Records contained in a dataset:
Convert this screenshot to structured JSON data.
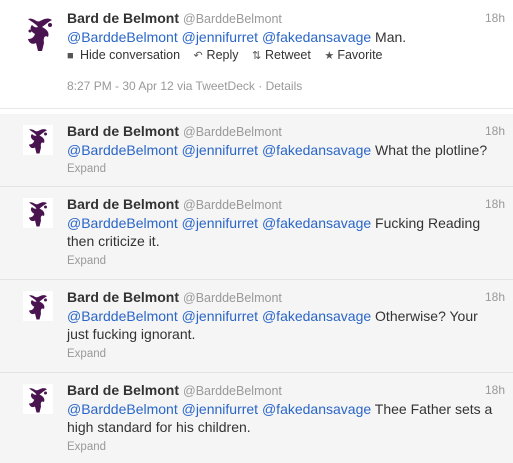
{
  "main_tweet": {
    "fullname": "Bard de Belmont",
    "username": "@BarddeBelmont",
    "time": "18h",
    "mentions": [
      "@BarddeBelmont",
      "@jennifurret",
      "@fakedansavage"
    ],
    "text": "Man.",
    "actions": {
      "hide": "Hide conversation",
      "reply": "Reply",
      "retweet": "Retweet",
      "favorite": "Favorite"
    },
    "timestamp": "8:27 PM - 30 Apr 12 via TweetDeck",
    "separator": "·",
    "details": "Details"
  },
  "replies": [
    {
      "fullname": "Bard de Belmont",
      "username": "@BarddeBelmont",
      "time": "18h",
      "mentions": [
        "@BarddeBelmont",
        "@jennifurret",
        "@fakedansavage"
      ],
      "text_line1": "What the plotline?",
      "text_line2": "",
      "expand": "Expand"
    },
    {
      "fullname": "Bard de Belmont",
      "username": "@BarddeBelmont",
      "time": "18h",
      "mentions": [
        "@BarddeBelmont",
        "@jennifurret",
        "@fakedansavage"
      ],
      "text_line1": "Fucking Reading",
      "text_line2": "then criticize it.",
      "expand": "Expand"
    },
    {
      "fullname": "Bard de Belmont",
      "username": "@BarddeBelmont",
      "time": "18h",
      "mentions": [
        "@BarddeBelmont",
        "@jennifurret",
        "@fakedansavage"
      ],
      "text_line1": "Otherwise? Your",
      "text_line2": "just fucking ignorant.",
      "expand": "Expand"
    },
    {
      "fullname": "Bard de Belmont",
      "username": "@BarddeBelmont",
      "time": "18h",
      "mentions": [
        "@BarddeBelmont",
        "@jennifurret",
        "@fakedansavage"
      ],
      "text_line1": "Thee Father sets a",
      "text_line2": "high standard for his children.",
      "expand": "Expand"
    }
  ],
  "icons": {
    "avatar": "purple-flourish-avatar-icon",
    "hide": "speech-bubble-icon",
    "reply": "reply-arrow-icon",
    "retweet": "retweet-arrows-icon",
    "favorite": "star-icon"
  },
  "colors": {
    "link": "#2a66c8",
    "muted": "#999999",
    "reply_bg": "#f5f5f5",
    "avatar_purple": "#4a1450"
  }
}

§ **EXERCISE INSTRUCTIONS**
Make an exact copy of the data above, pictures excluded.

§ **EXERCISE RESULT**
Convert this screenshot to structured JSON data.
{
  "main_tweet": {
    "fullname": "Bard de Belmont",
    "username": "@BarddeBelmont",
    "time": "18h",
    "mentions": [
      "@BarddeBelmont",
      "@jennifurret",
      "@fakedansavage"
    ],
    "text": "Man.",
    "actions": {
      "hide": "Hide conversation",
      "reply": "Reply",
      "retweet": "Retweet",
      "favorite": "Favorite"
    },
    "timestamp": "8:27 PM - 30 Apr 12 via TweetDeck",
    "separator": "·",
    "details": "Details"
  },
  "replies": [
    {
      "fullname": "Bard de Belmont",
      "username": "@BarddeBelmont",
      "time": "18h",
      "mentions": [
        "@BarddeBelmont",
        "@jennifurret",
        "@fakedansavage"
      ],
      "text_line1": "What the plotline?",
      "text_line2": "",
      "expand": "Expand"
    },
    {
      "fullname": "Bard de Belmont",
      "username": "@BarddeBelmont",
      "time": "18h",
      "mentions": [
        "@BarddeBelmont",
        "@jennifurret",
        "@fakedansavage"
      ],
      "text_line1": "Fucking Reading",
      "text_line2": "then criticize it.",
      "expand": "Expand"
    },
    {
      "fullname": "Bard de Belmont",
      "username": "@BarddeBelmont",
      "time": "18h",
      "mentions": [
        "@BarddeBelmont",
        "@jennifurret",
        "@fakedansavage"
      ],
      "text_line1": "Otherwise? Your",
      "text_line2": "just fucking ignorant.",
      "expand": "Expand"
    },
    {
      "fullname": "Bard de Belmont",
      "username": "@BarddeBelmont",
      "time": "18h",
      "mentions": [
        "@BarddeBelmont",
        "@jennifurret",
        "@fakedansavage"
      ],
      "text_line1": "Thee Father sets a",
      "text_line2": "high standard for his children.",
      "expand": "Expand"
    }
  ],
  "icons": {
    "avatar": "purple-flourish-avatar-icon",
    "hide": "speech-bubble-icon",
    "reply": "reply-arrow-icon",
    "retweet": "retweet-arrows-icon",
    "favorite": "star-icon"
  },
  "colors": {
    "link": "#2a66c8",
    "muted": "#999999",
    "reply_bg": "#f5f5f5",
    "avatar_purple": "#4a1450"
  }
}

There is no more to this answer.